_ROWS:_
+---+
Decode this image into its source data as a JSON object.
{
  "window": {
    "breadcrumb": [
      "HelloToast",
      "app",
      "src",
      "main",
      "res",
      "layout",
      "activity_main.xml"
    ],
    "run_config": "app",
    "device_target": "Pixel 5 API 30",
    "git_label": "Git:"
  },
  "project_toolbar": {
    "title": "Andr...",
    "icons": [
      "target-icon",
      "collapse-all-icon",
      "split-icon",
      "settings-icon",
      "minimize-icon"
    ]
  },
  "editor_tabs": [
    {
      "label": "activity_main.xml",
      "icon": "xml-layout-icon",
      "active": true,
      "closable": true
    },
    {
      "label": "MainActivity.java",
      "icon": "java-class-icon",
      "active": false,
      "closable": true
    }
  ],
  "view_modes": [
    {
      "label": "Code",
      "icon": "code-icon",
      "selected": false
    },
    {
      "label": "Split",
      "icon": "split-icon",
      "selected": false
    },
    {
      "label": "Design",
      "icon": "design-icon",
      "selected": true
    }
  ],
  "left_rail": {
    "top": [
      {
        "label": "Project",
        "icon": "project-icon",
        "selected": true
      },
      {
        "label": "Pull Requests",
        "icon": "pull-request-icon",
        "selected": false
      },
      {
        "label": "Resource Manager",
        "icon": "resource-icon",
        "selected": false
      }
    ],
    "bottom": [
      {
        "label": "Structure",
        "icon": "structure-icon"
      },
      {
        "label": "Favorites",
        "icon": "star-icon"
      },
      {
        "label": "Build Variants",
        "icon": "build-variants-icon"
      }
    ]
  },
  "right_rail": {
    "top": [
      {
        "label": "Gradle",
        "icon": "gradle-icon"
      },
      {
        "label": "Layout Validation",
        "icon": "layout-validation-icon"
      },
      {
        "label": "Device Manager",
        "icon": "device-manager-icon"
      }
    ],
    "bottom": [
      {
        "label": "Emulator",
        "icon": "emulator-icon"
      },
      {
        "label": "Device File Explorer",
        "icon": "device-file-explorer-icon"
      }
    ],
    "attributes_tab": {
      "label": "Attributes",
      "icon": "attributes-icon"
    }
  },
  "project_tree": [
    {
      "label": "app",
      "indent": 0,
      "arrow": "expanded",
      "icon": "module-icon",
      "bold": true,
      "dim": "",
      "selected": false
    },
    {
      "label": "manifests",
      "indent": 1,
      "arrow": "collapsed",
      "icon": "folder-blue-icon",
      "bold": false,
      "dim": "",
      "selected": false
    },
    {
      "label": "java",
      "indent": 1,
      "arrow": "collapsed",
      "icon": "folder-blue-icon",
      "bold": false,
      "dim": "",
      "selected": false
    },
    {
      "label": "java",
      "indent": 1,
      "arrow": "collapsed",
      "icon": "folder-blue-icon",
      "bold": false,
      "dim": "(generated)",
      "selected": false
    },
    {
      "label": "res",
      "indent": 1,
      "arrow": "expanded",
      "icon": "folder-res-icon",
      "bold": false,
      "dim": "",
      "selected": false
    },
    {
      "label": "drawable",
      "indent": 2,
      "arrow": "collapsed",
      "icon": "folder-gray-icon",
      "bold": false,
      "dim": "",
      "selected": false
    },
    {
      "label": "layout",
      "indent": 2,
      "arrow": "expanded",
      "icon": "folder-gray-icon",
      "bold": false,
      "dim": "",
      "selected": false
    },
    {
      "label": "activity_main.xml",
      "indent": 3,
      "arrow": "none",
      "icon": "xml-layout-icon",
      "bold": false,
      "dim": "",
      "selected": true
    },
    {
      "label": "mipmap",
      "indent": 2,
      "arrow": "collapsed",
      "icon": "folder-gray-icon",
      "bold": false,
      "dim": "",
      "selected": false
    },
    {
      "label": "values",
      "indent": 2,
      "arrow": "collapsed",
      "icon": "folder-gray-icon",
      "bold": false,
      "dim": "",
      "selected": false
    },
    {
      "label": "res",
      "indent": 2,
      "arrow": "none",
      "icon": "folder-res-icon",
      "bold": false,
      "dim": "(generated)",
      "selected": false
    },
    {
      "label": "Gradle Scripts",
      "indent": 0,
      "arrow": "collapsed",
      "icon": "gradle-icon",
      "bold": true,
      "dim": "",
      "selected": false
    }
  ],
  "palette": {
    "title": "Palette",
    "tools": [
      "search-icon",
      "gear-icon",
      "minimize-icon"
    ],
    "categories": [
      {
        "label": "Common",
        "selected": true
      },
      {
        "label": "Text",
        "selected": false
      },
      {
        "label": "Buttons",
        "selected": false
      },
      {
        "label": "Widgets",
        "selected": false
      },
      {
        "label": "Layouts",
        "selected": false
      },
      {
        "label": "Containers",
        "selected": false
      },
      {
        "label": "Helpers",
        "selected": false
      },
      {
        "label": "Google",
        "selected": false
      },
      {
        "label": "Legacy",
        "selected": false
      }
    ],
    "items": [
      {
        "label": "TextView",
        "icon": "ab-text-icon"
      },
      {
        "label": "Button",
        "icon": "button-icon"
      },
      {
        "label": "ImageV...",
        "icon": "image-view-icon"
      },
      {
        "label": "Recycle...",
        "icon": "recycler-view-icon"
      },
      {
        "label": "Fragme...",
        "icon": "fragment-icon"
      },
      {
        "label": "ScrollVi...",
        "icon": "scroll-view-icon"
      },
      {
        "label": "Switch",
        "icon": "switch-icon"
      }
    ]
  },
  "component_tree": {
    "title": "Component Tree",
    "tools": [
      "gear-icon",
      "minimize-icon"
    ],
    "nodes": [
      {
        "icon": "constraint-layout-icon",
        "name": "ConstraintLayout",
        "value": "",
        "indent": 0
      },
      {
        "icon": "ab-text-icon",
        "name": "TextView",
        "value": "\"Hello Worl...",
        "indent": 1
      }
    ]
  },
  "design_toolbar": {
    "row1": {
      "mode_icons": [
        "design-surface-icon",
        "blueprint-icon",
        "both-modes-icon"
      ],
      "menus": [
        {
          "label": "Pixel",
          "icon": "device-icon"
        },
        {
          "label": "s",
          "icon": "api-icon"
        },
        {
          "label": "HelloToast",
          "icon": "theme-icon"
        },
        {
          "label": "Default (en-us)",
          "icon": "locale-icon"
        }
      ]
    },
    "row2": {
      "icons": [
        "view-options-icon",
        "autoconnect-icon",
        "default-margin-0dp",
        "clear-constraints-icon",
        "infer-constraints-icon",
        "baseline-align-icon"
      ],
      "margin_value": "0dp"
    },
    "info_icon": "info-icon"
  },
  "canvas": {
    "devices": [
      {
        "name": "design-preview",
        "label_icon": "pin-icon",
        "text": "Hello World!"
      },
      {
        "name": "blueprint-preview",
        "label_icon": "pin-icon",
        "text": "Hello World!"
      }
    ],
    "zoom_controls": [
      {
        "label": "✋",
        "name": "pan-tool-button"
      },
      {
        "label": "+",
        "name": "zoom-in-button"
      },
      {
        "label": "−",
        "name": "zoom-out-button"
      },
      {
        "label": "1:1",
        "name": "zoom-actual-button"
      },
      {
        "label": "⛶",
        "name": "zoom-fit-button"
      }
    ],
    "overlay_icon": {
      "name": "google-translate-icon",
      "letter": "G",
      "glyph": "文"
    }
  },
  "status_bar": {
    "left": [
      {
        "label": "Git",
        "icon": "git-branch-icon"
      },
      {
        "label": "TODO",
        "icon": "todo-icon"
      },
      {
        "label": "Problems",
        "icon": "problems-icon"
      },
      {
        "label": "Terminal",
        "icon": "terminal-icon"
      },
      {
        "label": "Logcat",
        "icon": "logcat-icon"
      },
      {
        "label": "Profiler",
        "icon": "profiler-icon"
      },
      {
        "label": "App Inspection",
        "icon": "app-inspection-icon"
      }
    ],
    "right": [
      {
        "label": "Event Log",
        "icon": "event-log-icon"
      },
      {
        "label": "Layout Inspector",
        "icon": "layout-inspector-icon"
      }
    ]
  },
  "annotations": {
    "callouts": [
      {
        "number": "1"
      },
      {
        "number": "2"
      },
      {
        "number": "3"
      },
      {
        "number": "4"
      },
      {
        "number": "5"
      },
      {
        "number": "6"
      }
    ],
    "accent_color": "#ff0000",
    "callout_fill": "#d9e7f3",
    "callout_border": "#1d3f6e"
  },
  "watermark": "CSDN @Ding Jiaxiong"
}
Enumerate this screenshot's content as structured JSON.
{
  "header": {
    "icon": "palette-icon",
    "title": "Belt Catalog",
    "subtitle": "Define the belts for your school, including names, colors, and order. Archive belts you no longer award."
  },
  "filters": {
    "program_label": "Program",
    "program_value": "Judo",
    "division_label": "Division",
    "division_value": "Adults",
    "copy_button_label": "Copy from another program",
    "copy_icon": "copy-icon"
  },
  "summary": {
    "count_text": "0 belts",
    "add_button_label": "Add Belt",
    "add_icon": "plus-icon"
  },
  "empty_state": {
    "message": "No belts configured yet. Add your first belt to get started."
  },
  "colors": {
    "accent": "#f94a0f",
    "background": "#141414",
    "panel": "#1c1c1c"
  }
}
+---+
_YOUR TASK:_
Lines holding the word "preview" in the entries above are the ones to pull out. Copy them all.

_FINISHED ANSWER:_
        "name": "design-preview",
        "name": "blueprint-preview",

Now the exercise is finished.